RECORDS FOR THE TASK:
◇ ◇ ◇ ◇ ◇

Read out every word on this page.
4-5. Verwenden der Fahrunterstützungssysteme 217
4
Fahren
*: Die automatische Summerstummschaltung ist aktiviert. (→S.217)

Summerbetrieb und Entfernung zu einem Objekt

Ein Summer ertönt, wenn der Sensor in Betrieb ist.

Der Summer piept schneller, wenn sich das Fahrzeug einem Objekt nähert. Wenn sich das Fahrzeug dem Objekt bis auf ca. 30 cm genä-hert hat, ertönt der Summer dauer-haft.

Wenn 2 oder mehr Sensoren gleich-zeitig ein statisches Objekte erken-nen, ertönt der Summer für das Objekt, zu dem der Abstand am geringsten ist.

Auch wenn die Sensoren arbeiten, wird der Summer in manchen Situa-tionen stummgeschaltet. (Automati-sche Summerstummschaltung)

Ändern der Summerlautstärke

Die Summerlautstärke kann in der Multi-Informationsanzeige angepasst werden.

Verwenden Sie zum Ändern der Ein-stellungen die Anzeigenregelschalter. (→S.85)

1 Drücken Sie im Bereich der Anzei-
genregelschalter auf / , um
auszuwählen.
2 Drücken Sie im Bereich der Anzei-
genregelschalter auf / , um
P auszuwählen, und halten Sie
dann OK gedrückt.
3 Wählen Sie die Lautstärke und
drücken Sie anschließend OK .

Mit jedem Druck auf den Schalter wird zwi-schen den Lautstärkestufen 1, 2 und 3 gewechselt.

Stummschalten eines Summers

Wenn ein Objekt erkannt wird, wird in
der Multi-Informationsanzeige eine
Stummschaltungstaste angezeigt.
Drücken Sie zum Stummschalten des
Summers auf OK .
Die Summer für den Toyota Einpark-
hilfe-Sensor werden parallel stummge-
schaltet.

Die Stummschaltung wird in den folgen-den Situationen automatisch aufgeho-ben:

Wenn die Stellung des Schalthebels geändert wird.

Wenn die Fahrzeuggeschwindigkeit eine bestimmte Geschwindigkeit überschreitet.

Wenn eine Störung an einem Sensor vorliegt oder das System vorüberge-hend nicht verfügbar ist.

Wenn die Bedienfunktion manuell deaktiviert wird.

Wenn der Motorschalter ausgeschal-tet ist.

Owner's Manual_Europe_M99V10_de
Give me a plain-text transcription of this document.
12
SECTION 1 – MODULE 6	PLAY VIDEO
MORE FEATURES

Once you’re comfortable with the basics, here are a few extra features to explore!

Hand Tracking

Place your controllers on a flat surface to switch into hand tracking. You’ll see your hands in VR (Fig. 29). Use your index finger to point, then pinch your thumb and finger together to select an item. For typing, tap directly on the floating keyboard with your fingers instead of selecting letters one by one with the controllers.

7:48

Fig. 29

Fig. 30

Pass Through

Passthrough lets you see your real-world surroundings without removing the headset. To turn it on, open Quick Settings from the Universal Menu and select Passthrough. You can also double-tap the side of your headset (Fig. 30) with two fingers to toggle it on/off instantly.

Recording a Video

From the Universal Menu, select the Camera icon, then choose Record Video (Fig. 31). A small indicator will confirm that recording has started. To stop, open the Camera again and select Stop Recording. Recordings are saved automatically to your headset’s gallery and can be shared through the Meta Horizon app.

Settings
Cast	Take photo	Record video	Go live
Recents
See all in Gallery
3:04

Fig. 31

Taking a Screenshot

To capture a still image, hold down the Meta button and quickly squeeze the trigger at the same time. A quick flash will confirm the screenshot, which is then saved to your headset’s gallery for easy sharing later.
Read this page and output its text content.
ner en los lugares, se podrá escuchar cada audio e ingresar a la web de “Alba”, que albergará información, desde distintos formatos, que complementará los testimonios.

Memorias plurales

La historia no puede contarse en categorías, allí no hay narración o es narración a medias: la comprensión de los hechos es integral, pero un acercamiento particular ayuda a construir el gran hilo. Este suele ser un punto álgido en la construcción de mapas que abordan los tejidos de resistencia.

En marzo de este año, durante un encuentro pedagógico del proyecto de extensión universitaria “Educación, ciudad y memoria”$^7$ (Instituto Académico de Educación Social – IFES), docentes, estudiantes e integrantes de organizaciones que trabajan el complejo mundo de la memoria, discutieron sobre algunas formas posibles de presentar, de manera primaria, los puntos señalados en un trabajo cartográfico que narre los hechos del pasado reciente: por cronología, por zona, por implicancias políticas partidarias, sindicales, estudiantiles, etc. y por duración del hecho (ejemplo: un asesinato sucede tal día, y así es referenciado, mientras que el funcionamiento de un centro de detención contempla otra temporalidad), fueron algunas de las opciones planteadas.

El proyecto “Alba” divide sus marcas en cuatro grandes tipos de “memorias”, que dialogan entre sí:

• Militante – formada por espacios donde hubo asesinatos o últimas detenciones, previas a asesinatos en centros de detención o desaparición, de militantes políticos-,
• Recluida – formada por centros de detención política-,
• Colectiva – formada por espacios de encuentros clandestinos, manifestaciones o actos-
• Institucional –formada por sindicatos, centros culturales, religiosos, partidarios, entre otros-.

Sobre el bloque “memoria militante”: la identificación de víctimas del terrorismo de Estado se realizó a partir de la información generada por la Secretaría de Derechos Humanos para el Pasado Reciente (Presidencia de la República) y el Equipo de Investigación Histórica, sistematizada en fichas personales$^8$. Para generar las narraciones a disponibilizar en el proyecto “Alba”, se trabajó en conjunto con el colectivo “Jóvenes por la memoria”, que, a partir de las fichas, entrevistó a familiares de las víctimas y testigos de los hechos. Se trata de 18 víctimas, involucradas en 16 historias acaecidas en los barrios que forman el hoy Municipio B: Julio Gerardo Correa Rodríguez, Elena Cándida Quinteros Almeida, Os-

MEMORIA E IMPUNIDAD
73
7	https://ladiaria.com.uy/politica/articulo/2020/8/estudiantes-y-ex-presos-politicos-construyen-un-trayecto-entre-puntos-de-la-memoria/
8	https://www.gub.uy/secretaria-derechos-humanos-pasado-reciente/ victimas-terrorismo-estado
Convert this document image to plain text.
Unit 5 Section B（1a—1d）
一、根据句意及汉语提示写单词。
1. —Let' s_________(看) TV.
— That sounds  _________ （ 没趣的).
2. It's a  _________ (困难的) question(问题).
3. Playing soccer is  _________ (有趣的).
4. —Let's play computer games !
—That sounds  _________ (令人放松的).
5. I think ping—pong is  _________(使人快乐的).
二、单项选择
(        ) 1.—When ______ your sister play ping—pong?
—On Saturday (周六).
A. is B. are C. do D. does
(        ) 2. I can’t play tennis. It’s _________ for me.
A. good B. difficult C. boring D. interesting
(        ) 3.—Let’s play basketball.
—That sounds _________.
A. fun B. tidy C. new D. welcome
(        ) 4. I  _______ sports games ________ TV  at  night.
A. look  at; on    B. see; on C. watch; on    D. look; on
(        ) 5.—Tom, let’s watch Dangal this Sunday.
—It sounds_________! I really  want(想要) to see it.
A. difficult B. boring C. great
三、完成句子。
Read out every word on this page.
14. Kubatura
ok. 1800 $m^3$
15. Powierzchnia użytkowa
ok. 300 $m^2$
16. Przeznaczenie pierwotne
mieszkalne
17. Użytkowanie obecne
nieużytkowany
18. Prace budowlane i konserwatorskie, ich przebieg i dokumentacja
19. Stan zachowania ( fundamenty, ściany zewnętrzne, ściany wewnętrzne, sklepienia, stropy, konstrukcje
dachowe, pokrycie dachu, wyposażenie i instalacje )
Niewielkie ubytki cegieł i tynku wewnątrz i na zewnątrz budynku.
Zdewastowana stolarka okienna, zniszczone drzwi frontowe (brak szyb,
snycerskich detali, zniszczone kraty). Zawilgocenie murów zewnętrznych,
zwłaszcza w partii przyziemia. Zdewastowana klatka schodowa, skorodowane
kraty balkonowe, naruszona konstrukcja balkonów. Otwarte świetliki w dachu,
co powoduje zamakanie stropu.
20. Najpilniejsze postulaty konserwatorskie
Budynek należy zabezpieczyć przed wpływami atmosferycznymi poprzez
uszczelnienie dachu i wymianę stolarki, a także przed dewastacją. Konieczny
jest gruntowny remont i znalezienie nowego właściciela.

◇ ◇ ◇ ◇ ◇

WORK TO BE COMPLETED:
Only lines with the word "this" should be collected from the material.

FULL SOLUTION:
Read out every word on this page.
Give me a plain-text transcription of this document.
Read this page and output its text content.
Convert this document image to plain text.
(        ) 5.—Tom, let’s watch Dangal this Sunday.
Read out every word on this page.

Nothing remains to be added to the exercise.